:: Data for this exercise ::

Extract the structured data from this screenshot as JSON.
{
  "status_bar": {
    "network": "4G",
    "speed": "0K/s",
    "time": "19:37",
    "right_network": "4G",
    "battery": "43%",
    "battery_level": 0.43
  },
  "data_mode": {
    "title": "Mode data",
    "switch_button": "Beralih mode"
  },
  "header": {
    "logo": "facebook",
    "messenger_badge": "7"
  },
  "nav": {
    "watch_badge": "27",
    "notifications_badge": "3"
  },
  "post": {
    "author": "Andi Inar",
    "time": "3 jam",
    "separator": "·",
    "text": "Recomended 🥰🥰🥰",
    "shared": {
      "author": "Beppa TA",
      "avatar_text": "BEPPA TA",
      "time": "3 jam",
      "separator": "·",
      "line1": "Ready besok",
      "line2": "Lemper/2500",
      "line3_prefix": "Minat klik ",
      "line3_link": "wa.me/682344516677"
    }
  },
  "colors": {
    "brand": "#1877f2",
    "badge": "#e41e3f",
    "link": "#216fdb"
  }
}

:::

What you need to do → Give back all the records exactly as they stand.

Answer →
Extract the structured data from this screenshot as JSON.
{
  "status_bar": {
    "network": "4G",
    "speed": "0K/s",
    "time": "19:37",
    "right_network": "4G",
    "battery": "43%",
    "battery_level": 0.43
  },
  "data_mode": {
    "title": "Mode data",
    "switch_button": "Beralih mode"
  },
  "header": {
    "logo": "facebook",
    "messenger_badge": "7"
  },
  "nav": {
    "watch_badge": "27",
    "notifications_badge": "3"
  },
  "post": {
    "author": "Andi Inar",
    "time": "3 jam",
    "separator": "·",
    "text": "Recomended 🥰🥰🥰",
    "shared": {
      "author": "Beppa TA",
      "avatar_text": "BEPPA TA",
      "time": "3 jam",
      "separator": "·",
      "line1": "Ready besok",
      "line2": "Lemper/2500",
      "line3_prefix": "Minat klik ",
      "line3_link": "wa.me/682344516677"
    }
  },
  "colors": {
    "brand": "#1877f2",
    "badge": "#e41e3f",
    "link": "#216fdb"
  }
}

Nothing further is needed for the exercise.